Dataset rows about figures
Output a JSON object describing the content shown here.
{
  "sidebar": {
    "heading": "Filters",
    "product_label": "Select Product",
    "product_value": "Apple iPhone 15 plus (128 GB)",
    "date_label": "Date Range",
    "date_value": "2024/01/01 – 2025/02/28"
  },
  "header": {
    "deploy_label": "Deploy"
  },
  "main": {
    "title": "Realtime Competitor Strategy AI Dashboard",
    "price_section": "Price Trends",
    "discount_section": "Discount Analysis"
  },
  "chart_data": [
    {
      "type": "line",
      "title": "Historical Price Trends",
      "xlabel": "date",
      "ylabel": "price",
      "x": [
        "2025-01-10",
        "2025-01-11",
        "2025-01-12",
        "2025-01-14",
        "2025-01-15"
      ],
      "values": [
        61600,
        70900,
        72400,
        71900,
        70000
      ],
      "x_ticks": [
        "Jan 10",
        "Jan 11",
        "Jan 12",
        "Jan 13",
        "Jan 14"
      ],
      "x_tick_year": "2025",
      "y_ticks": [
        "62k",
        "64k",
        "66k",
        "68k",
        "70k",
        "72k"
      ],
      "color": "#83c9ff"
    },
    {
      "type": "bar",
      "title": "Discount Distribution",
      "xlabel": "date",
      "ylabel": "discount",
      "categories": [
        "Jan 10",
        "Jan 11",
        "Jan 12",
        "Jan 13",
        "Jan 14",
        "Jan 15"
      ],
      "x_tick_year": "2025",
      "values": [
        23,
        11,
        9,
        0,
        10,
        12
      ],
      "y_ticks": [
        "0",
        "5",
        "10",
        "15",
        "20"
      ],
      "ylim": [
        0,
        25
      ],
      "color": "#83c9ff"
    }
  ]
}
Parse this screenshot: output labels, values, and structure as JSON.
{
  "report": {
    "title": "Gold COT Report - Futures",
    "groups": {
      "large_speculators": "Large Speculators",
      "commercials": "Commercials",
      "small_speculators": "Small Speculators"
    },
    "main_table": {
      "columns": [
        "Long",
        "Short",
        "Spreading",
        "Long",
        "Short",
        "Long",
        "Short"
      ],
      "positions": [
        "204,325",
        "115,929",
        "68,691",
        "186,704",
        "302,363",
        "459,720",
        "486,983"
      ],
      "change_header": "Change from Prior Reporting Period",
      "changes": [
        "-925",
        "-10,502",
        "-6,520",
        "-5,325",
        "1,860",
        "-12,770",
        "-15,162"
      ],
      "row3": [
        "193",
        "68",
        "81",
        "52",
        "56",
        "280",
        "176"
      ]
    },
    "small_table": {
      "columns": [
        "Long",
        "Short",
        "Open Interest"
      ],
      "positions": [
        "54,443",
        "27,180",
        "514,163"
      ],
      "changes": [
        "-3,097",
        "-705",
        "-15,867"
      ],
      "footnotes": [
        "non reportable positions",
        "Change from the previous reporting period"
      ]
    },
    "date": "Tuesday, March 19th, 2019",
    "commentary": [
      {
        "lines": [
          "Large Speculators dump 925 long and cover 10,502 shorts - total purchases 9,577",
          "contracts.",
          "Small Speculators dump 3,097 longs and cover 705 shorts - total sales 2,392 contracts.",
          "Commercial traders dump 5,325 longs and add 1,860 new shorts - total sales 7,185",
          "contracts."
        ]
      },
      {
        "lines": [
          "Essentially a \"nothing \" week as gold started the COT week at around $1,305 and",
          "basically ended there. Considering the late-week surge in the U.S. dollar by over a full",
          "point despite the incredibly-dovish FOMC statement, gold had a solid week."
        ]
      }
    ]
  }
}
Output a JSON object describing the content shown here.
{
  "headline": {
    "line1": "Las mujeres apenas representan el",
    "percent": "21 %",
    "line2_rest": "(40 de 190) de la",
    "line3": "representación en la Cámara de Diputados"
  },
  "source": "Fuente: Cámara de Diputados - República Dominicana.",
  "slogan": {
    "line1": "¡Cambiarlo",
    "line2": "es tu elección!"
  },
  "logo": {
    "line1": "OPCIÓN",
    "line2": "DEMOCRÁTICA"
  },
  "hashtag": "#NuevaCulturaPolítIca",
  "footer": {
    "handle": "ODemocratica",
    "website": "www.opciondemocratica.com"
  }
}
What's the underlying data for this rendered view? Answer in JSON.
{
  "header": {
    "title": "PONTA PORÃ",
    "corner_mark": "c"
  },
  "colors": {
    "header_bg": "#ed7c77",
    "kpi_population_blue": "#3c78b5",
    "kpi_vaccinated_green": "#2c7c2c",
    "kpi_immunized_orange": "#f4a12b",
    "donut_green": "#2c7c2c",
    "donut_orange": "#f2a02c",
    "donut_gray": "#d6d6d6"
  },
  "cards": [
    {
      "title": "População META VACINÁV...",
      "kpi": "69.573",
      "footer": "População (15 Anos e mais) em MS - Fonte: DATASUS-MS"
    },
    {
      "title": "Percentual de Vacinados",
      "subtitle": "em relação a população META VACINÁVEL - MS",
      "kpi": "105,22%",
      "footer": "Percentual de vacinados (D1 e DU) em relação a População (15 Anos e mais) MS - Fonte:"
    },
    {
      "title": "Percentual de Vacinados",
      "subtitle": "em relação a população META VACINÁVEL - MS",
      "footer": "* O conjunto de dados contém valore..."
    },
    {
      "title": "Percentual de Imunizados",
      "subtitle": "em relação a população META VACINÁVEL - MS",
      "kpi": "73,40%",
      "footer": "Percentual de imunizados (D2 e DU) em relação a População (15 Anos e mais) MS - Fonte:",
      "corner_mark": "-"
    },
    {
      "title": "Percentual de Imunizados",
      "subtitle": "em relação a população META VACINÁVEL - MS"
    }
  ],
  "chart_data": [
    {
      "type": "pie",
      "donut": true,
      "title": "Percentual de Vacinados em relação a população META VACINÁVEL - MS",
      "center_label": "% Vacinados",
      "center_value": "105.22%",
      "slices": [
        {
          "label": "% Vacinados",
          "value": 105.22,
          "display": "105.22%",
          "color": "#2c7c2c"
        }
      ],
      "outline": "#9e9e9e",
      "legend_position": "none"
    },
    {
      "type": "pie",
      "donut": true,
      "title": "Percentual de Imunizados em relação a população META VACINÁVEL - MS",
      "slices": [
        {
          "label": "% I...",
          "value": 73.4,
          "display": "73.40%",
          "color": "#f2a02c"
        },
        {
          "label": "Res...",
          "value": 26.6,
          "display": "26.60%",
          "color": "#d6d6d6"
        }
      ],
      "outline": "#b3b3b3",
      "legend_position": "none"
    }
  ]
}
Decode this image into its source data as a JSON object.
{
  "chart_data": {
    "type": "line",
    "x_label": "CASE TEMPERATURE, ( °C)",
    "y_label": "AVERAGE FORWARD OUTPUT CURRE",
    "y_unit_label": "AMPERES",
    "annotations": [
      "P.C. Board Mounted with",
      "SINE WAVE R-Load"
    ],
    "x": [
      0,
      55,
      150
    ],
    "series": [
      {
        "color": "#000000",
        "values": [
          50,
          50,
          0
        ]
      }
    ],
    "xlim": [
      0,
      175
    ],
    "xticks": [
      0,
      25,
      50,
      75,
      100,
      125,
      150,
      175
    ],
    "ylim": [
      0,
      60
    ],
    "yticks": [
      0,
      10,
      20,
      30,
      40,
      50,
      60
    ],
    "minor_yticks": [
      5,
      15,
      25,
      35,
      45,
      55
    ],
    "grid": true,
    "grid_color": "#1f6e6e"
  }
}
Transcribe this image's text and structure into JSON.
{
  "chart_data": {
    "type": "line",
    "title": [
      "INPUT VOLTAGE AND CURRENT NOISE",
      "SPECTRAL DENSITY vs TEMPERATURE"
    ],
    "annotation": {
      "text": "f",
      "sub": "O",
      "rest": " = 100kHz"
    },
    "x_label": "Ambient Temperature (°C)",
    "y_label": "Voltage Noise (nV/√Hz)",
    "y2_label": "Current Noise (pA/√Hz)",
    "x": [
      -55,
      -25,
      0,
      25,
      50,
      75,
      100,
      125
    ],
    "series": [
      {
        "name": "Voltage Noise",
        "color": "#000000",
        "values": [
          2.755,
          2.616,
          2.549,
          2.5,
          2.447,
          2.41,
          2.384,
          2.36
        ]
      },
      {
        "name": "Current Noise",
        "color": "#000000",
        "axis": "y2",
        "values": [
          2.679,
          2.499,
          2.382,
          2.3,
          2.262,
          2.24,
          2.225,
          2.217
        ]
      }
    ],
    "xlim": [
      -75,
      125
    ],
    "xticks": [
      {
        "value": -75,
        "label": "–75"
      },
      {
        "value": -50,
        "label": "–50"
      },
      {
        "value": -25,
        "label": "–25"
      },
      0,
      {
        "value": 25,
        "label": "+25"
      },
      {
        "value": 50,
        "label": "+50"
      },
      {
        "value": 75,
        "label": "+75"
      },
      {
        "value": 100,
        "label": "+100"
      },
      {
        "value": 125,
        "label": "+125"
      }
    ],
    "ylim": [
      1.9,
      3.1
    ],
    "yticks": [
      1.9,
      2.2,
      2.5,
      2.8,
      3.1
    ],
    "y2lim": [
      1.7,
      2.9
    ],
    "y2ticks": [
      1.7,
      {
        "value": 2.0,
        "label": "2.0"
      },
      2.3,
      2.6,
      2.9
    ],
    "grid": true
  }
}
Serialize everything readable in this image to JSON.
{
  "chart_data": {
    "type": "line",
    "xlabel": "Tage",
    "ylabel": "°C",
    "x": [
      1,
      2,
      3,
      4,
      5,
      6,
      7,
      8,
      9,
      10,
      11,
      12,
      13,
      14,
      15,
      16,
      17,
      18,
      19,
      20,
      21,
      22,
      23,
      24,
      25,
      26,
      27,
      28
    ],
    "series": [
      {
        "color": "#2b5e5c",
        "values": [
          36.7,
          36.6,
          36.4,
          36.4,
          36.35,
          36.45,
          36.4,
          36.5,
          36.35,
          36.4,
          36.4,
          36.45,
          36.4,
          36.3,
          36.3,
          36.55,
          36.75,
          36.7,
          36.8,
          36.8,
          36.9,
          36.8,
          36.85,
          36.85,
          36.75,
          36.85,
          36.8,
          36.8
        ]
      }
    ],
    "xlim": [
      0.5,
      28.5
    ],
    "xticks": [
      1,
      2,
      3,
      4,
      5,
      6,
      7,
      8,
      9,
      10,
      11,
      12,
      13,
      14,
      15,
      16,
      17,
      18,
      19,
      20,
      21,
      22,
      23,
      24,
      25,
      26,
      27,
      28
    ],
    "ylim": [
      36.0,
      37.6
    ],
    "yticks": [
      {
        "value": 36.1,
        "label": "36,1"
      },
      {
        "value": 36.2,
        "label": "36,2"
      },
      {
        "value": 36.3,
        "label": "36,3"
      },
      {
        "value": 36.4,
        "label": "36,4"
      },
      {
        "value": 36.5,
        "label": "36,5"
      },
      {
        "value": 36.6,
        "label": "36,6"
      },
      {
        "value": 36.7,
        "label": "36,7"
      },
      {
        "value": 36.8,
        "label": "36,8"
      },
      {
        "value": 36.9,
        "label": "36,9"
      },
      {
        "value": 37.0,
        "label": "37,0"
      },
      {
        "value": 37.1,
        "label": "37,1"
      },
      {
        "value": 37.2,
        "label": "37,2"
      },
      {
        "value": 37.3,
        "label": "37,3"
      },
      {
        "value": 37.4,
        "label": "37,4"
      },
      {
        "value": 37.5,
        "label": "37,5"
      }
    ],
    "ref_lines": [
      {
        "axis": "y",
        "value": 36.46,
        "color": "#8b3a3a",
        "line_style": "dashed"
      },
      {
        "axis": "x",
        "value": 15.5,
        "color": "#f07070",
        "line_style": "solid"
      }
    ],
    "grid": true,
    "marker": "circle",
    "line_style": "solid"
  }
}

* **Work to be completed**:
Look through the data above. Find each line with the string "sales" and copy it.

* **Final result**:
          "Small Speculators dump 3,097 longs and cover 705 shorts - total sales 2,392 contracts.",
          "Commercial traders dump 5,325 longs and add 1,860 new shorts - total sales 7,185",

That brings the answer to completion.